GIVEN EXERCISE. Read through the entries below and return each line with the word "image".

Recorded data
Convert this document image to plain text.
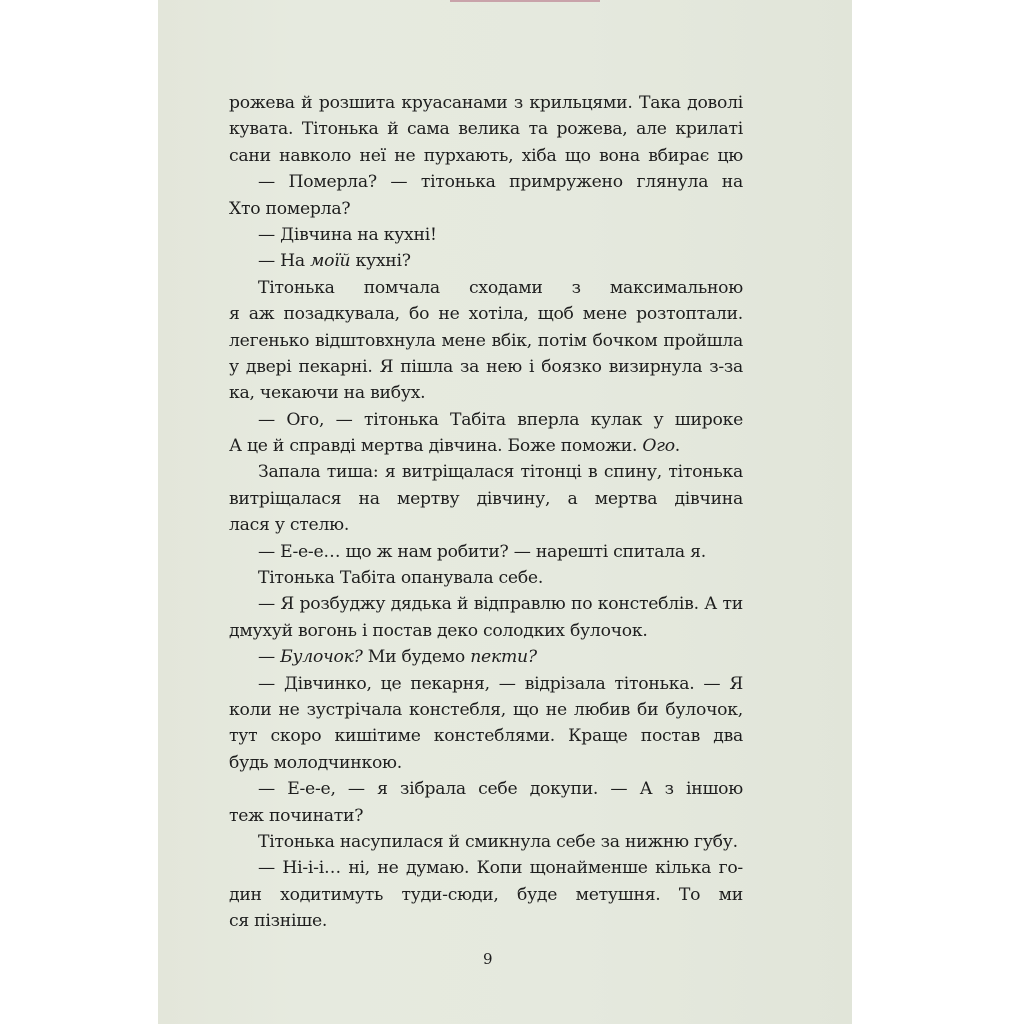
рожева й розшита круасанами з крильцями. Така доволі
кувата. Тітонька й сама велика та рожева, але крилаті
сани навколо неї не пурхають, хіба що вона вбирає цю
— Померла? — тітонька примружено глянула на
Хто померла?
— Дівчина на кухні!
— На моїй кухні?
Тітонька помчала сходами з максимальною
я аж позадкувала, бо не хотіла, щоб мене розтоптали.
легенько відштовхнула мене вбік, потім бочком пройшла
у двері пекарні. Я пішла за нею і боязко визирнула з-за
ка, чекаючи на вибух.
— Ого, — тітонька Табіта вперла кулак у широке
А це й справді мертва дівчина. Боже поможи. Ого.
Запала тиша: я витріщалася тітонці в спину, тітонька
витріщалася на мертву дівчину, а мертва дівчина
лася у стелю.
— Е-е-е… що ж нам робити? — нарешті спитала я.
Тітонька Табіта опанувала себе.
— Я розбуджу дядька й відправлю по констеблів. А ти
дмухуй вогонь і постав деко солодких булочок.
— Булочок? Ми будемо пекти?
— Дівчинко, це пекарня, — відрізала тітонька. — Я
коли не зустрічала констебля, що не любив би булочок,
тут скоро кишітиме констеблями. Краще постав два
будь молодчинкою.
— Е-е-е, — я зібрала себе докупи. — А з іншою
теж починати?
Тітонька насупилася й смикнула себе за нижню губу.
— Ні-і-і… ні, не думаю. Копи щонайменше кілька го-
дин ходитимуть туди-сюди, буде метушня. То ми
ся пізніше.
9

==

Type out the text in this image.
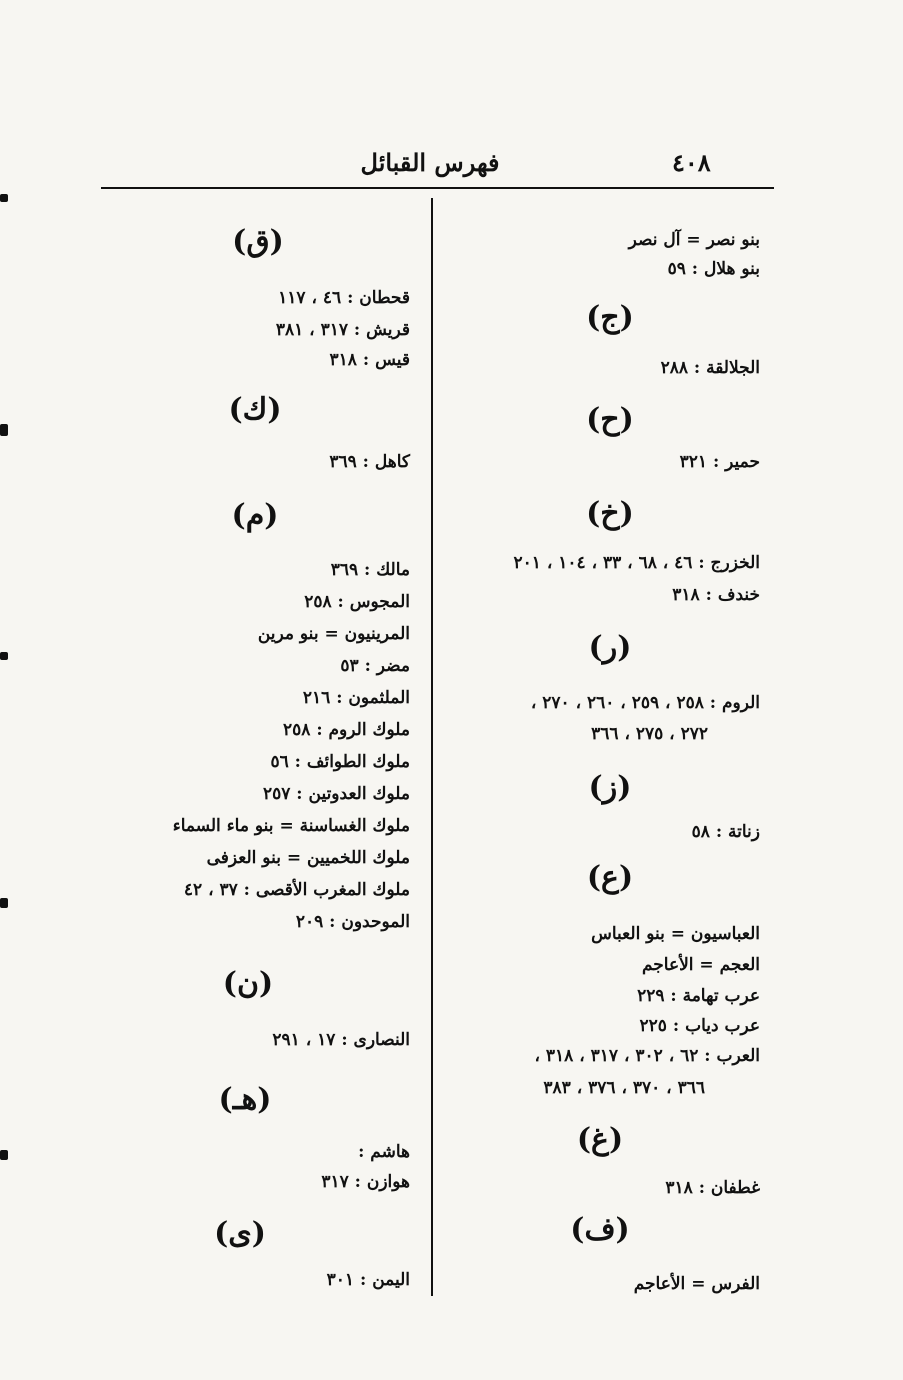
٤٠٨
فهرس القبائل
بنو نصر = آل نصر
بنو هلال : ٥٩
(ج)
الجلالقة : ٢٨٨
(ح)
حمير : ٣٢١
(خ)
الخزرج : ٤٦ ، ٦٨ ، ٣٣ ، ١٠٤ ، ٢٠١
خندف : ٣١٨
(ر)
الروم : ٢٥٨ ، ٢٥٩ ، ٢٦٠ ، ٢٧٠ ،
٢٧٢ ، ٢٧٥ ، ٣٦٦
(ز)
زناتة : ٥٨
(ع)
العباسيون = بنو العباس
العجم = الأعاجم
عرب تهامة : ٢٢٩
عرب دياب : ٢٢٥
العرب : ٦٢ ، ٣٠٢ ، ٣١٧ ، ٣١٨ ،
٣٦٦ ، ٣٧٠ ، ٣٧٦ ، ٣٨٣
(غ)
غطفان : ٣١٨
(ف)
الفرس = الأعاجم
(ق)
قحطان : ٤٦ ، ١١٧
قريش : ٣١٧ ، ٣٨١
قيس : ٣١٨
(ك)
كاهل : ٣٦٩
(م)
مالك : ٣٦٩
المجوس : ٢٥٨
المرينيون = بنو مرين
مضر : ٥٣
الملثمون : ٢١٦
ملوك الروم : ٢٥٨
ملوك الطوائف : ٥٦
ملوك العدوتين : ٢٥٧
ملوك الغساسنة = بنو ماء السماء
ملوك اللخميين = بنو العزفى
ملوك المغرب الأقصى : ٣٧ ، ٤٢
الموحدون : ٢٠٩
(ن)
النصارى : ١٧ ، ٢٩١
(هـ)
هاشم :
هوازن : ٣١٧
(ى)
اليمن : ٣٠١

THE RESPONSE.
Convert this document image to plain text.
Type out the text in this image.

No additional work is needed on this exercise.